__Goal of the exercise__: Repeat each record exactly. Any picture gets left out.

(Records from a dataset)
»»
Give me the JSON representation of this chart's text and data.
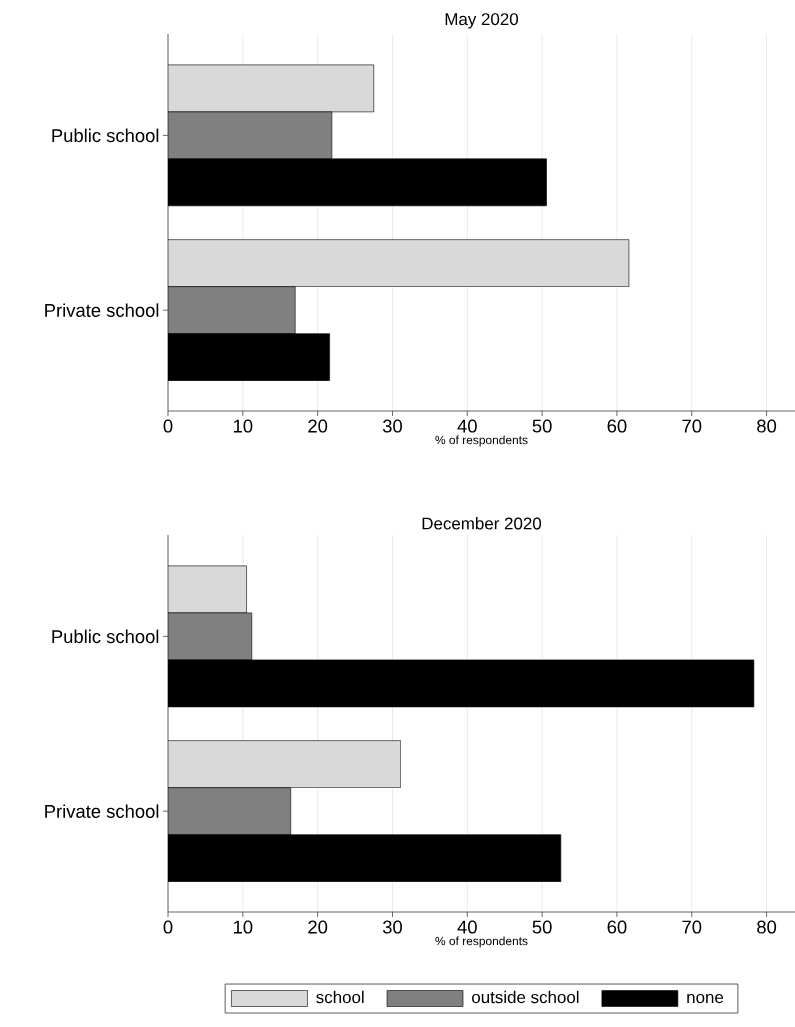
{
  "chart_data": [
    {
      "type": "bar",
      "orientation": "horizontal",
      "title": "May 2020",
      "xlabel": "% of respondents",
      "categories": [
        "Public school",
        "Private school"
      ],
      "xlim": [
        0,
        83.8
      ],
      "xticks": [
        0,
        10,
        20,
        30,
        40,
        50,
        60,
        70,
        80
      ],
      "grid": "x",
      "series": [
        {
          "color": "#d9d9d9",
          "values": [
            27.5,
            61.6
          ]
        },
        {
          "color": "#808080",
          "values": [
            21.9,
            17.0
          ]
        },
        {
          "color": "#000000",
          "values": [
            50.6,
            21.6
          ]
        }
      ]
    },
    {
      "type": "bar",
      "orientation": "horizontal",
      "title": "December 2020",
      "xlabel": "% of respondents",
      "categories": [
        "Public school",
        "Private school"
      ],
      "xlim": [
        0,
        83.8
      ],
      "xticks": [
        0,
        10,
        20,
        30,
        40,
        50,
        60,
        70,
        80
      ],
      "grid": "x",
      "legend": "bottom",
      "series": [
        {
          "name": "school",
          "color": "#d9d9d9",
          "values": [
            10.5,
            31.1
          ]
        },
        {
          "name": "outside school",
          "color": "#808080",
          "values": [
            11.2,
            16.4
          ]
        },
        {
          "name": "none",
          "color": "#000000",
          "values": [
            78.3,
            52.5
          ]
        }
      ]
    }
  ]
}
««
__Result of this exercise__:
Give me the JSON representation of this chart's text and data.
{
  "chart_data": [
    {
      "type": "bar",
      "orientation": "horizontal",
      "title": "May 2020",
      "xlabel": "% of respondents",
      "categories": [
        "Public school",
        "Private school"
      ],
      "xlim": [
        0,
        83.8
      ],
      "xticks": [
        0,
        10,
        20,
        30,
        40,
        50,
        60,
        70,
        80
      ],
      "grid": "x",
      "series": [
        {
          "color": "#d9d9d9",
          "values": [
            27.5,
            61.6
          ]
        },
        {
          "color": "#808080",
          "values": [
            21.9,
            17.0
          ]
        },
        {
          "color": "#000000",
          "values": [
            50.6,
            21.6
          ]
        }
      ]
    },
    {
      "type": "bar",
      "orientation": "horizontal",
      "title": "December 2020",
      "xlabel": "% of respondents",
      "categories": [
        "Public school",
        "Private school"
      ],
      "xlim": [
        0,
        83.8
      ],
      "xticks": [
        0,
        10,
        20,
        30,
        40,
        50,
        60,
        70,
        80
      ],
      "grid": "x",
      "legend": "bottom",
      "series": [
        {
          "name": "school",
          "color": "#d9d9d9",
          "values": [
            10.5,
            31.1
          ]
        },
        {
          "name": "outside school",
          "color": "#808080",
          "values": [
            11.2,
            16.4
          ]
        },
        {
          "name": "none",
          "color": "#000000",
          "values": [
            78.3,
            52.5
          ]
        }
      ]
    }
  ]
}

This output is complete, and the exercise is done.